[Element location listings]

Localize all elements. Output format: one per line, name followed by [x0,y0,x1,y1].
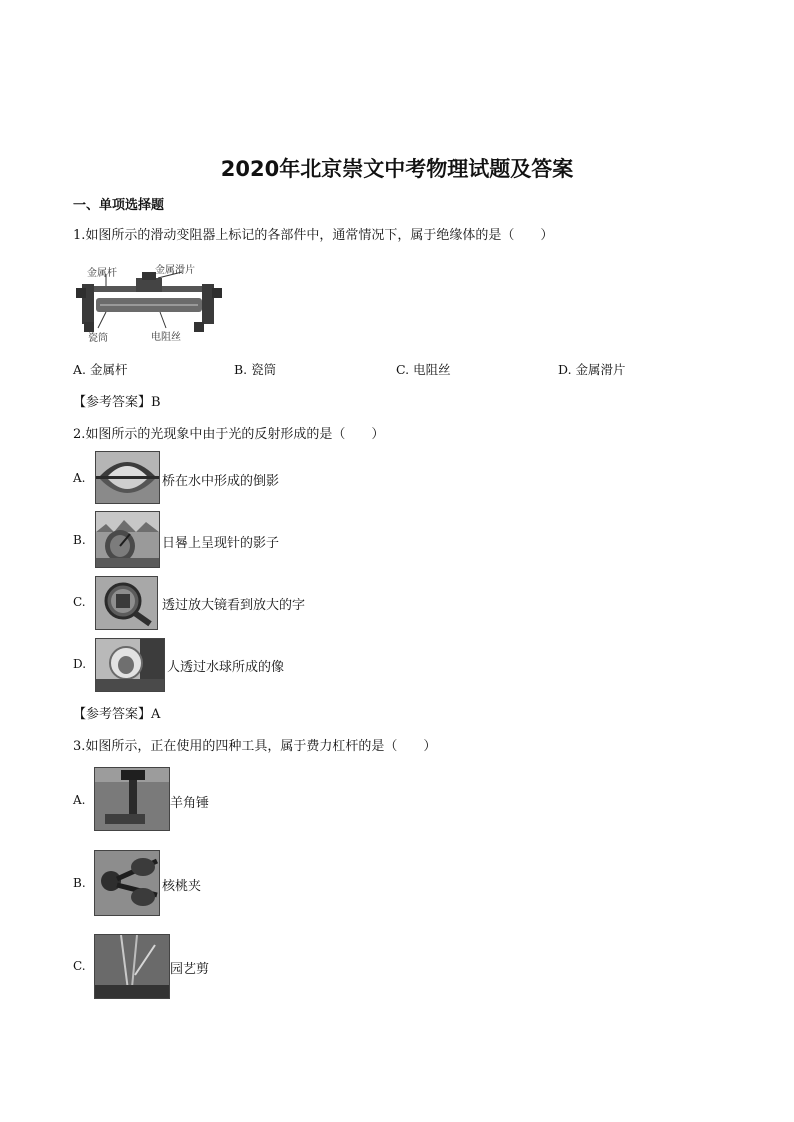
q2-option-c-label: C. [73,595,86,609]
q2-answer: 【参考答案】A [73,707,161,722]
section-heading: 一、单项选择题 [73,198,165,213]
q2-option-b-text: 日晷上呈现针的影子 [162,536,280,551]
q2-option-a-label: A. [73,471,86,485]
bridge-reflection-photo [95,451,160,504]
question-1-text: 1.如图所示的滑动变阻器上标记的各部件中，通常情况下，属于绝缘体的是（ ） [73,228,554,243]
garden-shears-photo [94,934,170,999]
q2-option-c-text: 透过放大镜看到放大的字 [162,598,306,613]
magnifier-photo [95,576,158,630]
q1-option-c: C. 电阻丝 [396,362,451,377]
q1-option-d: D. 金属滑片 [558,362,626,377]
q2-option-d-text: 人透过水球所成的像 [167,660,285,675]
q3-option-c-label: C. [73,959,86,973]
q3-option-a-label: A. [73,793,86,807]
q3-option-c-text: 园艺剪 [170,962,210,977]
claw-hammer-photo [94,767,170,831]
water-ball-photo [95,638,165,692]
question-3-text: 3.如图所示，正在使用的四种工具，属于费力杠杆的是（ ） [73,739,437,754]
q1-answer: 【参考答案】B [73,395,161,410]
figure-label-metal-rod: 金属杆 [87,268,117,279]
q1-option-b: B. 瓷筒 [234,362,277,377]
nutcracker-photo [94,850,160,916]
question-2-text: 2.如图所示的光现象中由于光的反射形成的是（ ） [73,427,385,442]
sundial-photo [95,511,160,568]
q2-option-d-label: D. [73,657,87,671]
q3-option-b-label: B. [73,876,86,890]
q2-option-a-text: 桥在水中形成的倒影 [162,474,280,489]
figure-label-resistance-wire: 电阻丝 [151,332,181,343]
figure-label-porcelain-tube: 瓷筒 [88,333,108,344]
q3-option-b-text: 核桃夹 [162,879,202,894]
page-title: 2020年北京崇文中考物理试题及答案 [220,157,574,181]
q1-option-a: A. 金属杆 [73,362,128,377]
q2-option-b-label: B. [73,533,86,547]
figure-label-metal-slider: 金属滑片 [155,265,195,276]
q3-option-a-text: 羊角锤 [170,796,210,811]
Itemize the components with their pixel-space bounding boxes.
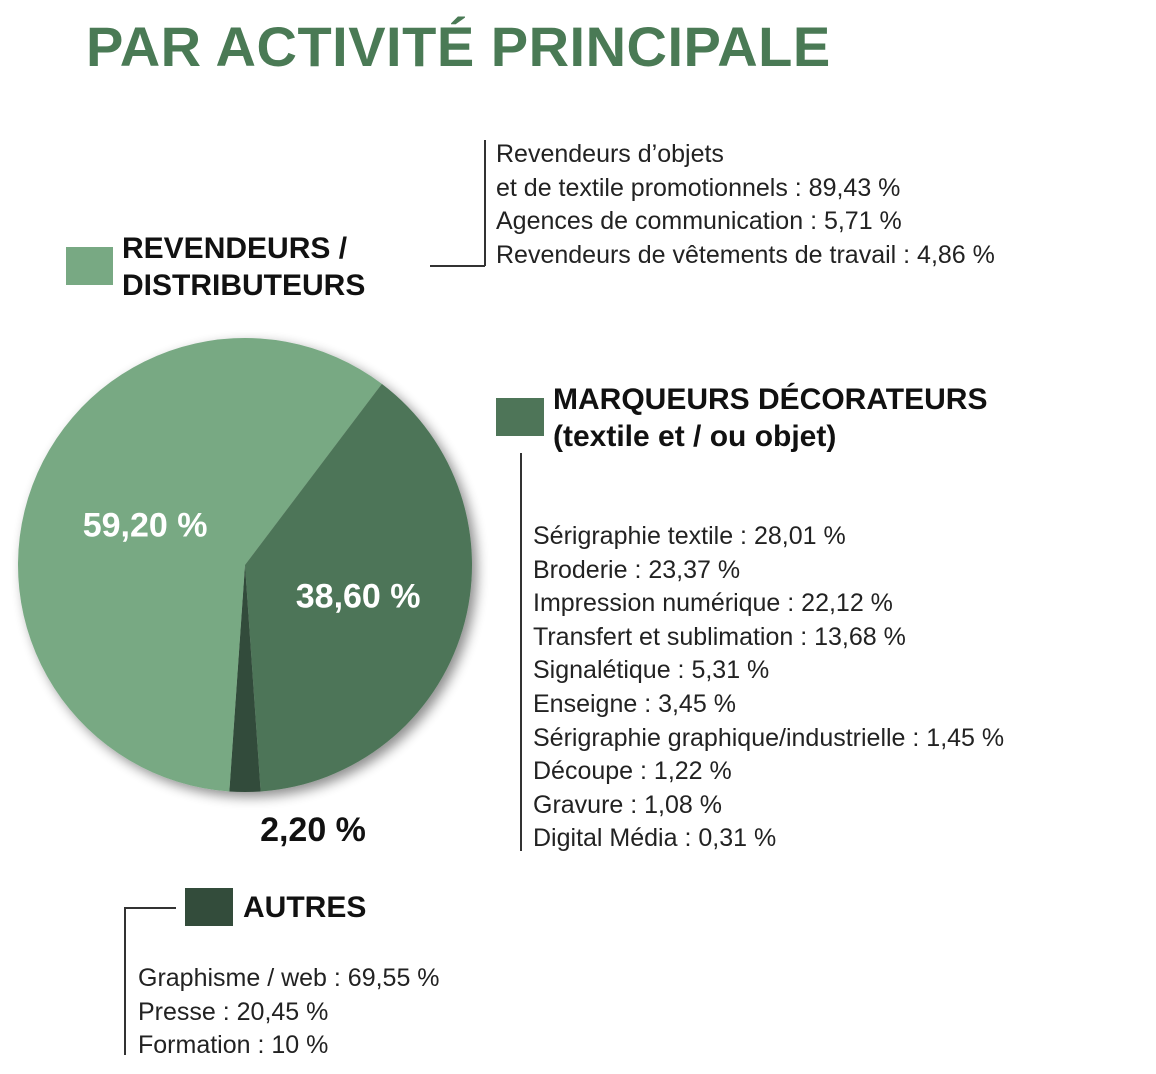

* [WRITTEN REQUEST] Update all the lines above by putting "Locate" in place of "Localize", with nothing else changed. Leave the pictures out of your answer.

* [SOLUTION FOR THIS PROBLEM]
Locate all elements. Output format: one per line, name followed by [x0,y0,x1,y1].
q2-option-c-label: C. [73,595,86,609]
q2-answer: 【参考答案】A [73,707,161,722]
section-heading: 一、单项选择题 [73,198,165,213]
q2-option-b-text: 日晷上呈现针的影子 [162,536,280,551]
q2-option-a-label: A. [73,471,86,485]
bridge-reflection-photo [95,451,160,504]
question-1-text: 1.如图所示的滑动变阻器上标记的各部件中，通常情况下，属于绝缘体的是（ ） [73,228,554,243]
garden-shears-photo [94,934,170,999]
q2-option-c-text: 透过放大镜看到放大的字 [162,598,306,613]
magnifier-photo [95,576,158,630]
q1-option-c: C. 电阻丝 [396,362,451,377]
q1-option-d: D. 金属滑片 [558,362,626,377]
q2-option-d-text: 人透过水球所成的像 [167,660,285,675]
q3-option-c-label: C. [73,959,86,973]
q3-option-a-label: A. [73,793,86,807]
q3-option-c-text: 园艺剪 [170,962,210,977]
claw-hammer-photo [94,767,170,831]
water-ball-photo [95,638,165,692]
question-3-text: 3.如图所示，正在使用的四种工具，属于费力杠杆的是（ ） [73,739,437,754]
q1-answer: 【参考答案】B [73,395,161,410]
figure-label-metal-rod: 金属杆 [87,268,117,279]
q1-option-b: B. 瓷筒 [234,362,277,377]
nutcracker-photo [94,850,160,916]
question-2-text: 2.如图所示的光现象中由于光的反射形成的是（ ） [73,427,385,442]
sundial-photo [95,511,160,568]
q2-option-d-label: D. [73,657,87,671]
q3-option-b-label: B. [73,876,86,890]
q2-option-a-text: 桥在水中形成的倒影 [162,474,280,489]
figure-label-resistance-wire: 电阻丝 [151,332,181,343]
figure-label-porcelain-tube: 瓷筒 [88,333,108,344]
q3-option-b-text: 核桃夹 [162,879,202,894]
page-title: 2020年北京崇文中考物理试题及答案 [220,157,574,181]
q1-option-a: A. 金属杆 [73,362,128,377]
q2-option-b-label: B. [73,533,86,547]
figure-label-metal-slider: 金属滑片 [155,265,195,276]
q3-option-a-text: 羊角锤 [170,796,210,811]
Itemize the components with their pixel-space bounding boxes.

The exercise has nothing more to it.